-- Start of Records provided --

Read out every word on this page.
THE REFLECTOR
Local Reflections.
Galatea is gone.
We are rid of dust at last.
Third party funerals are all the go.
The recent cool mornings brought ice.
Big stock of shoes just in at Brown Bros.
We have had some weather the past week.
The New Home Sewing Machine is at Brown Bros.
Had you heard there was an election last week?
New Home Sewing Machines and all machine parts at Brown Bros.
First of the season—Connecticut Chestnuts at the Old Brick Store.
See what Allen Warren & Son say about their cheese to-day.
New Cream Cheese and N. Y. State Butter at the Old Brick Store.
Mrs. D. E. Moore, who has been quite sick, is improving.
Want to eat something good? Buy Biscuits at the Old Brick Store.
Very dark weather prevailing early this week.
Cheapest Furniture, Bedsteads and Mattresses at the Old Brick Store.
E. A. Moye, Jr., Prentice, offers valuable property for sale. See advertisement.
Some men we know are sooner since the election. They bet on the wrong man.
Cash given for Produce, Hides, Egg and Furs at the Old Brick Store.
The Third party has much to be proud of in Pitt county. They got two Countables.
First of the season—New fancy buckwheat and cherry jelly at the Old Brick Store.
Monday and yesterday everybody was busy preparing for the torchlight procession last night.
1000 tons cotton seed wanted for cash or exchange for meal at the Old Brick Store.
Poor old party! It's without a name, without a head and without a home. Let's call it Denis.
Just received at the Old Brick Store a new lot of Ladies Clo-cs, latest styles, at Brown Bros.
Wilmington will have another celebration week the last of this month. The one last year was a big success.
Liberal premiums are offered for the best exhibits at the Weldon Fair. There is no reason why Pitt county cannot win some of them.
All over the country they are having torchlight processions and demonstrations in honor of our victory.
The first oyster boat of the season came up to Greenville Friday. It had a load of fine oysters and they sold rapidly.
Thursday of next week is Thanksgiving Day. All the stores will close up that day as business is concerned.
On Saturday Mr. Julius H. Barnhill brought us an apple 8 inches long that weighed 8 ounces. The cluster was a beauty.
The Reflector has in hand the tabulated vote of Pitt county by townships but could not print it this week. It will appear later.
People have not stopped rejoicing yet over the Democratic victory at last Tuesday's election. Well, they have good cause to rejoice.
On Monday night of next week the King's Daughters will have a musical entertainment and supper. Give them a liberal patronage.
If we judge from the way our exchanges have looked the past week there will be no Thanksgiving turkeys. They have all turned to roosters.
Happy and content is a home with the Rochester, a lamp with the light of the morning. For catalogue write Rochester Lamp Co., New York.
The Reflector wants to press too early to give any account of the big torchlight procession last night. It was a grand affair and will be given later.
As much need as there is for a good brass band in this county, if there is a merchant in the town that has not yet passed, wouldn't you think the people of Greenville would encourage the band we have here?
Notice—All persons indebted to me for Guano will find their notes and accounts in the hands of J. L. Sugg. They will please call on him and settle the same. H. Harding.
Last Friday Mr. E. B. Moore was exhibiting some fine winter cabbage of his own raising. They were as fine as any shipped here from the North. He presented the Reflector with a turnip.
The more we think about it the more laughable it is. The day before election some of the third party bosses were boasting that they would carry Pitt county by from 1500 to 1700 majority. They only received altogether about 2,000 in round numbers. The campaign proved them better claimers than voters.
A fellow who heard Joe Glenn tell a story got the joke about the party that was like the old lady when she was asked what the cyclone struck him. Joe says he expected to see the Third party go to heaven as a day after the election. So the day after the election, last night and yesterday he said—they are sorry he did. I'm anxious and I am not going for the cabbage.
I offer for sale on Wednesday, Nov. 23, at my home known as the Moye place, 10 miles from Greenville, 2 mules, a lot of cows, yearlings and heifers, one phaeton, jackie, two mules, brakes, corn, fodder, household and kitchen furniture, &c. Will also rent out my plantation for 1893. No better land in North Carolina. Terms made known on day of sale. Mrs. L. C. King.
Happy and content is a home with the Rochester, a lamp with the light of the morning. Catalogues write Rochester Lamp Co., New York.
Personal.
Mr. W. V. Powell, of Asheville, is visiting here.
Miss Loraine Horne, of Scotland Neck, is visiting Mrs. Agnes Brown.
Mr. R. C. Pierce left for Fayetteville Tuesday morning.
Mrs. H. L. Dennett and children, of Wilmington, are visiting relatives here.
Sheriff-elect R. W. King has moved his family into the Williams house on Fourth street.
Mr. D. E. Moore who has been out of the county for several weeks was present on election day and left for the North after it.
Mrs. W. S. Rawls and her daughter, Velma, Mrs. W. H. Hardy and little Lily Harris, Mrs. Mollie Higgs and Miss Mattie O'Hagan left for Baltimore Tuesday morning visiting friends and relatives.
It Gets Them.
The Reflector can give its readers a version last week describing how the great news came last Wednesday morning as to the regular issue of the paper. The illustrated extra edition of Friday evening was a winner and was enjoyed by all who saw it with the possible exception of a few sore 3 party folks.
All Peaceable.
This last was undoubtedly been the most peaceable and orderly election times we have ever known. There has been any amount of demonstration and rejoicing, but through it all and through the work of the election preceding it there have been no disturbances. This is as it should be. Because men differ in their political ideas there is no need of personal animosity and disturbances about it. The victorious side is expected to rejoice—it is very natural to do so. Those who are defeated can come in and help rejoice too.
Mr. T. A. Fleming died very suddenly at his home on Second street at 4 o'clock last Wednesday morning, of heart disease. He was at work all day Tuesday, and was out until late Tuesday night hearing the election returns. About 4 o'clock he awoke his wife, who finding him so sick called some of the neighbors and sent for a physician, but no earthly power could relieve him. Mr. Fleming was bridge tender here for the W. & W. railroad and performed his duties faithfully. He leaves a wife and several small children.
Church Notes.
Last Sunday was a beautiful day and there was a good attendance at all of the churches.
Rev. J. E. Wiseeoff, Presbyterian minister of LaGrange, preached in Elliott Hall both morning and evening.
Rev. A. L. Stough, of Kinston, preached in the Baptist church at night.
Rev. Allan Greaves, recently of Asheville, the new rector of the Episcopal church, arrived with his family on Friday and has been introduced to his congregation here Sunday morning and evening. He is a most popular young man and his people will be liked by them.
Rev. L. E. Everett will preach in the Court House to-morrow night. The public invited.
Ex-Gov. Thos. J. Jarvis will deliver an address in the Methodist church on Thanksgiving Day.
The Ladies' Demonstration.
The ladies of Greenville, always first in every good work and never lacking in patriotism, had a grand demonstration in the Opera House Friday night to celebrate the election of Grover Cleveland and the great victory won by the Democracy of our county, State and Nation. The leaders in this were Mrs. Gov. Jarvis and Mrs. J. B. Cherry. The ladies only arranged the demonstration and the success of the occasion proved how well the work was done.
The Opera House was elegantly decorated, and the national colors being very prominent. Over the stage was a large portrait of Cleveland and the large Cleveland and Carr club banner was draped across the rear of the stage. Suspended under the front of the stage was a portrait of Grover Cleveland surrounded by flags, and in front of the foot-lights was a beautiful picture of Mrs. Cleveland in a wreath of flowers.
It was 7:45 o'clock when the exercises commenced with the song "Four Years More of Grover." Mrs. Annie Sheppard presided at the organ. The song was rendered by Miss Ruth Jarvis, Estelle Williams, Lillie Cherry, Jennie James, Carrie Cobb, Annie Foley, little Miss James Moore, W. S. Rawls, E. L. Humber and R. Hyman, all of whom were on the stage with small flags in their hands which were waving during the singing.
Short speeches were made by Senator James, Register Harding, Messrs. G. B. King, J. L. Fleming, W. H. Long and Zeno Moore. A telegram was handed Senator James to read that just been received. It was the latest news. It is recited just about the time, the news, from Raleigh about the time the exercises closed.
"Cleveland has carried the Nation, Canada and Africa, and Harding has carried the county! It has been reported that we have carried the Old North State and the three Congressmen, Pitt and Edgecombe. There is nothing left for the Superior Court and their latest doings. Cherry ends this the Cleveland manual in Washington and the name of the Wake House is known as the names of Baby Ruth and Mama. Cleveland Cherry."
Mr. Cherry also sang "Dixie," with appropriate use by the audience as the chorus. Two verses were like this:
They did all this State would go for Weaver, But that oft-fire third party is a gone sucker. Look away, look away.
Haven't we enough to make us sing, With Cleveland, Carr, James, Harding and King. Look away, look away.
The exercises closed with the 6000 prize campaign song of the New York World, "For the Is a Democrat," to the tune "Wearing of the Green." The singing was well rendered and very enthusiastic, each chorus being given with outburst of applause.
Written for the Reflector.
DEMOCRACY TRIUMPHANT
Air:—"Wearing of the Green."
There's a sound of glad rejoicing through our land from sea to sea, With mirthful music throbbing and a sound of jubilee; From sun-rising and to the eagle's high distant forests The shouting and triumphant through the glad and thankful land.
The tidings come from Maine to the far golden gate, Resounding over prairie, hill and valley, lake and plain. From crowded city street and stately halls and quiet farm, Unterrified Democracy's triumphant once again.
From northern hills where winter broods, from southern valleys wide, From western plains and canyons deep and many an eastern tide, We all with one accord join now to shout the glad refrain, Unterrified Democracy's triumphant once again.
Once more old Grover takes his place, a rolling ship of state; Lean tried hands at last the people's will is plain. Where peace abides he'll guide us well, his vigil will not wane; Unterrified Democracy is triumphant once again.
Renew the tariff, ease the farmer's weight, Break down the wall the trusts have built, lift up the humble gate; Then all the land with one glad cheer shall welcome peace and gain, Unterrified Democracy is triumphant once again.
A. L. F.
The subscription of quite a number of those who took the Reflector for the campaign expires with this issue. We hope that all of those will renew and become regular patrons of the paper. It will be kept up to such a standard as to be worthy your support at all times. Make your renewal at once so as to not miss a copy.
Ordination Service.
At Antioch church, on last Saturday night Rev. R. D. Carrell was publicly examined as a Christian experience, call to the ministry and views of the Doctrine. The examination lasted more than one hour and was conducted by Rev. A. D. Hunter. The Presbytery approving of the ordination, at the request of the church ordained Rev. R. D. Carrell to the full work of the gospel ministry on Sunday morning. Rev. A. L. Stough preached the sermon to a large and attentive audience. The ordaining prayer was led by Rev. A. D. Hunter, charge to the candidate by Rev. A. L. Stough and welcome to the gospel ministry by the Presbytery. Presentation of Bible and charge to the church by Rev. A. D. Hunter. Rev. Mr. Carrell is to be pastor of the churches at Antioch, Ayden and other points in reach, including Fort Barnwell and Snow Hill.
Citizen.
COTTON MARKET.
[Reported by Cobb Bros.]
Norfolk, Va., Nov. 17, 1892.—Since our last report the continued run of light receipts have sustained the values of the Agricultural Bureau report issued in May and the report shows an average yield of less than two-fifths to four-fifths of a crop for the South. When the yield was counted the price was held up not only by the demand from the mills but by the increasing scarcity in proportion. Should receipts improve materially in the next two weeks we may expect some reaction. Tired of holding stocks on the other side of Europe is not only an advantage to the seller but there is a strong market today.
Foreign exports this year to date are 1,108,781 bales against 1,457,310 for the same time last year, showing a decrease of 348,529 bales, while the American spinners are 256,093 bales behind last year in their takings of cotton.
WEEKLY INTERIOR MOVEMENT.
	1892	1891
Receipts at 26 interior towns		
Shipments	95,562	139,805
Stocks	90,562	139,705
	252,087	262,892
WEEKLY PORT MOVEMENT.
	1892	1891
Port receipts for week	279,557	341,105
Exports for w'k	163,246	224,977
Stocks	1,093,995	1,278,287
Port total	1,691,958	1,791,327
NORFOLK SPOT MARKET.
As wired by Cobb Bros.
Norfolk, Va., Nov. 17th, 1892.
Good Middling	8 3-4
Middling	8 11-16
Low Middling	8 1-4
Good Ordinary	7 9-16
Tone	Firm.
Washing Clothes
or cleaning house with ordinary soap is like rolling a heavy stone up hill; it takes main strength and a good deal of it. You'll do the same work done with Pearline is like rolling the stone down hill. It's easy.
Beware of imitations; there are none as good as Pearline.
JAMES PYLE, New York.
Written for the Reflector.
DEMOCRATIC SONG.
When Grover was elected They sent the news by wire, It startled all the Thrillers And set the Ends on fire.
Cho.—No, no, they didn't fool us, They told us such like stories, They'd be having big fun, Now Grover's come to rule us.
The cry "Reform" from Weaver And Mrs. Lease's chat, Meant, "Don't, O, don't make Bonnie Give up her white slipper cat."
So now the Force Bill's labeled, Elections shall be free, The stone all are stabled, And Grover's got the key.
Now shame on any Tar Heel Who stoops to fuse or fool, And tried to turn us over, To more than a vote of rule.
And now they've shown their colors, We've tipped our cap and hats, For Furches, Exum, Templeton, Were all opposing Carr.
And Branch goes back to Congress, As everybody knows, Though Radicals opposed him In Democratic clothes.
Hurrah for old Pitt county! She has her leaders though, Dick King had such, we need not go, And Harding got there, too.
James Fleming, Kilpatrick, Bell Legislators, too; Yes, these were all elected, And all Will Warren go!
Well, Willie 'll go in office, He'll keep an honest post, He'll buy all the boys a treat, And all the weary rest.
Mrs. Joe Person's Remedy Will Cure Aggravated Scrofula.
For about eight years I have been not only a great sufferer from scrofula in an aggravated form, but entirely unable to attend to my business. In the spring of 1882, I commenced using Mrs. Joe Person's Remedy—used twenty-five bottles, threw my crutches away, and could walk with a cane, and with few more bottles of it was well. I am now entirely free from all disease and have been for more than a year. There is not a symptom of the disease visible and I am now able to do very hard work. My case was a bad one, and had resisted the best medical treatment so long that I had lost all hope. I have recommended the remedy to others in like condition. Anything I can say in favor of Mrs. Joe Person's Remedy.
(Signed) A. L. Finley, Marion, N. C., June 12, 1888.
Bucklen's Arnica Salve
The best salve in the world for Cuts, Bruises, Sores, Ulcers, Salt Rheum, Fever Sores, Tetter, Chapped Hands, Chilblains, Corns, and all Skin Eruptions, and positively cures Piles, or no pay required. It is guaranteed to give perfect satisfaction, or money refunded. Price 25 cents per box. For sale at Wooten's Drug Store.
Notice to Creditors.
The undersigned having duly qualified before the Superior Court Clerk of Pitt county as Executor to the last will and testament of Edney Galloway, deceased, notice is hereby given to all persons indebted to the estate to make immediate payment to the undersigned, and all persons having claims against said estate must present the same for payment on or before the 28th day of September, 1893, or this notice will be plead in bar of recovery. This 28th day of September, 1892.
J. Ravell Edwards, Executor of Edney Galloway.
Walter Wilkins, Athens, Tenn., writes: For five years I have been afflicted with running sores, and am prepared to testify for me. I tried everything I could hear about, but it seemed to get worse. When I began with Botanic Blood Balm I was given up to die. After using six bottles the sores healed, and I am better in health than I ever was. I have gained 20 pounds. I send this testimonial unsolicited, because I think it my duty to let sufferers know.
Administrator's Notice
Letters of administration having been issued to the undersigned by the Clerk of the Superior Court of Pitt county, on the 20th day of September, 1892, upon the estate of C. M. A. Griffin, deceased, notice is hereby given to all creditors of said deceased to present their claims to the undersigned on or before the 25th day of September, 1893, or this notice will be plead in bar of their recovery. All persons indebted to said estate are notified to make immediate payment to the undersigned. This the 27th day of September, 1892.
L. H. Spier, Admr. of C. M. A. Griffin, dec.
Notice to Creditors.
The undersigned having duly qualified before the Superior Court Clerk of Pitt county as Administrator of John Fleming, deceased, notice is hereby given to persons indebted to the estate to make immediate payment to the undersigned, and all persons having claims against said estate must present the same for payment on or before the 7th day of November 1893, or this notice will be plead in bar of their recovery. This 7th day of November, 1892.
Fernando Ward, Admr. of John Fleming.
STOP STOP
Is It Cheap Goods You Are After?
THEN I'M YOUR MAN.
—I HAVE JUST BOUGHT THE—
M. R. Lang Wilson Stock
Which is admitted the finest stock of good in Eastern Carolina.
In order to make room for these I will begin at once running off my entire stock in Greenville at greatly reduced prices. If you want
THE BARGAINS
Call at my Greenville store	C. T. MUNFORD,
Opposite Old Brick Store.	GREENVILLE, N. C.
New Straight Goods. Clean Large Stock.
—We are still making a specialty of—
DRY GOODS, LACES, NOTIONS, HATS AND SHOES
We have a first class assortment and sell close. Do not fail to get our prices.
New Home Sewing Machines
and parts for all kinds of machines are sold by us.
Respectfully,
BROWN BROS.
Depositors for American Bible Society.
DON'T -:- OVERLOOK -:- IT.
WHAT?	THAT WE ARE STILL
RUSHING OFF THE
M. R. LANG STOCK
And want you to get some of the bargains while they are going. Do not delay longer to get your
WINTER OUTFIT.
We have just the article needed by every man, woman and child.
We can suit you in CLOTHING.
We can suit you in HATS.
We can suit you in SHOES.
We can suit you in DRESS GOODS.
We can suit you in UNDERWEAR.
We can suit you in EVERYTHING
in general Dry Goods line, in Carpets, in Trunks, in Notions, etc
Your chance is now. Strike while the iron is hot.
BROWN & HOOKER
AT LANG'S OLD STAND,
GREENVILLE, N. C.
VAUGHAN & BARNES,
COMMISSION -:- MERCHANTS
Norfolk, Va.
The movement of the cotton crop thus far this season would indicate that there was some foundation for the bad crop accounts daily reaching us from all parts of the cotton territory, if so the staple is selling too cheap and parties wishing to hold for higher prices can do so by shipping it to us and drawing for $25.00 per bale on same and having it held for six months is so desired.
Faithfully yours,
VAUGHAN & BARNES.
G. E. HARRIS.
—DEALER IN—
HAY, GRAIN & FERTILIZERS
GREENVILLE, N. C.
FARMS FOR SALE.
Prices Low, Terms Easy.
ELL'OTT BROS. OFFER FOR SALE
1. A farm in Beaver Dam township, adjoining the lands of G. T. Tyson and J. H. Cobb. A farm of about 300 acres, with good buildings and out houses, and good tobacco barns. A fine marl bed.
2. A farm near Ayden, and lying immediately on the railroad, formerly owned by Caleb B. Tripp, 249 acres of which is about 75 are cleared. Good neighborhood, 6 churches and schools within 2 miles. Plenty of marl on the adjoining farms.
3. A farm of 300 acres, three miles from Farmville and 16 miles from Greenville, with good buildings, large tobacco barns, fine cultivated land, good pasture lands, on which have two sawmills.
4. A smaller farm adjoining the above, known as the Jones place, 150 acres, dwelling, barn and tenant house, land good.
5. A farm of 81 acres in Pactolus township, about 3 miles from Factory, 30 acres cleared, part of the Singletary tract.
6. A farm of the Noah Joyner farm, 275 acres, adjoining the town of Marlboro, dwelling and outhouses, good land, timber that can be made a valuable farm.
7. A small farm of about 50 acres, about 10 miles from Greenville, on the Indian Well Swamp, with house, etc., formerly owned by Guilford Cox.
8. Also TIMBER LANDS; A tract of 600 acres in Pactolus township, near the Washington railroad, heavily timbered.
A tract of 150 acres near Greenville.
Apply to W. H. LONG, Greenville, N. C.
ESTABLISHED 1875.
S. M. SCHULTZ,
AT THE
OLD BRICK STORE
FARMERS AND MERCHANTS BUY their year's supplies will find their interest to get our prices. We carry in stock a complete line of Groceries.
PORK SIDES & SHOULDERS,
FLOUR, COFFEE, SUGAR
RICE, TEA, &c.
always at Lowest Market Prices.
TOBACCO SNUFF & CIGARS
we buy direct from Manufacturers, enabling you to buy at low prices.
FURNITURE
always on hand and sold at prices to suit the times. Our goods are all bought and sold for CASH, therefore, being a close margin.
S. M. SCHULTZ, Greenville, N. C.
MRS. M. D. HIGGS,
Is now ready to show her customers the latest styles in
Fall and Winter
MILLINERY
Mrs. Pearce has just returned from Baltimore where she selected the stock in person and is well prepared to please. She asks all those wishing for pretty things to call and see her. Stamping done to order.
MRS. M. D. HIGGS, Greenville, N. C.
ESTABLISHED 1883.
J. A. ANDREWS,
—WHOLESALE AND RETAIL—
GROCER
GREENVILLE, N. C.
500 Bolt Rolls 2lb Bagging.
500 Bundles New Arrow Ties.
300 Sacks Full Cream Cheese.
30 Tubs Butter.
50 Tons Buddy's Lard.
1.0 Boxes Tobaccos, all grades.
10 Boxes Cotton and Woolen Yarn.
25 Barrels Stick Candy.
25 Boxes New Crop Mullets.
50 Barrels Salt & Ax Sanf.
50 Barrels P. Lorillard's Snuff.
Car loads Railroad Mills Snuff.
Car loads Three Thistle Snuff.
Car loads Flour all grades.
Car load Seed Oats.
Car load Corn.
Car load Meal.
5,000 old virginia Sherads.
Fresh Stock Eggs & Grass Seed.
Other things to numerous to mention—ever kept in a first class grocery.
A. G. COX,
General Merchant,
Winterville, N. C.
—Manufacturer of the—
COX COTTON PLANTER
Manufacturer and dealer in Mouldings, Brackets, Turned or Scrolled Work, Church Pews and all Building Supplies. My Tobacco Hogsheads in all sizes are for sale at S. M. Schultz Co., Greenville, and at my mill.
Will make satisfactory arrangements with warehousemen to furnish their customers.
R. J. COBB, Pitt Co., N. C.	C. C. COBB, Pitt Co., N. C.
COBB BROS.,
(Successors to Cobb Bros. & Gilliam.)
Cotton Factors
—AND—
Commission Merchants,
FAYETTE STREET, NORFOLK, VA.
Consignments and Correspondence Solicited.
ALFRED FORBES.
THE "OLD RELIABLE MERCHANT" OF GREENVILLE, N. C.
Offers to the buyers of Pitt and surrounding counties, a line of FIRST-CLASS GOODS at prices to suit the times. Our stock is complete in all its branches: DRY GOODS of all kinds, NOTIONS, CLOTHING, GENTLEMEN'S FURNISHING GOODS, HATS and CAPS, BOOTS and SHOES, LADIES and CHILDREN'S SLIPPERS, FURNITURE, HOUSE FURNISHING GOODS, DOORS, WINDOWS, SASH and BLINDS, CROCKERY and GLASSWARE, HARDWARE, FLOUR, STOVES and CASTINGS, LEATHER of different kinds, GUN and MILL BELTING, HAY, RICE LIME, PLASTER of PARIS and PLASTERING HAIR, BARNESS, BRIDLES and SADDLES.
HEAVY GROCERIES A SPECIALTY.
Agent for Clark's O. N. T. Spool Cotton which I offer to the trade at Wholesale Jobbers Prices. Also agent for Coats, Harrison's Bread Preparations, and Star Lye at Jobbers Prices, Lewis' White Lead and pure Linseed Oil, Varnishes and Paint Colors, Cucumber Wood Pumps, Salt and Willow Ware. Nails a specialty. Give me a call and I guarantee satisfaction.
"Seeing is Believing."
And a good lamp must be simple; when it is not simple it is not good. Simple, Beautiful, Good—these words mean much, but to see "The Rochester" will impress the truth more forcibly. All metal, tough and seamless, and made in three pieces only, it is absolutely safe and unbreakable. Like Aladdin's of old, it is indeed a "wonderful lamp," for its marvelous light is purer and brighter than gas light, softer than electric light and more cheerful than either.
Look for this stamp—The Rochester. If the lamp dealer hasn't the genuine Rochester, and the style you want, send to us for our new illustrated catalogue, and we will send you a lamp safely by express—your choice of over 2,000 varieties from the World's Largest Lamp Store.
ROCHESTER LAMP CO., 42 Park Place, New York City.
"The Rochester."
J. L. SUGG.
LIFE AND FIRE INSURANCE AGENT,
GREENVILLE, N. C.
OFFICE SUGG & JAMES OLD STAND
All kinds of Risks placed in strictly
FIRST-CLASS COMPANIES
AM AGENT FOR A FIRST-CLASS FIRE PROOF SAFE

-- End of Records provided --

▶ _Task goal_
Only a number is wanted here: how many lines in the data above include the string "exercises"?

▶ _Finished task_
3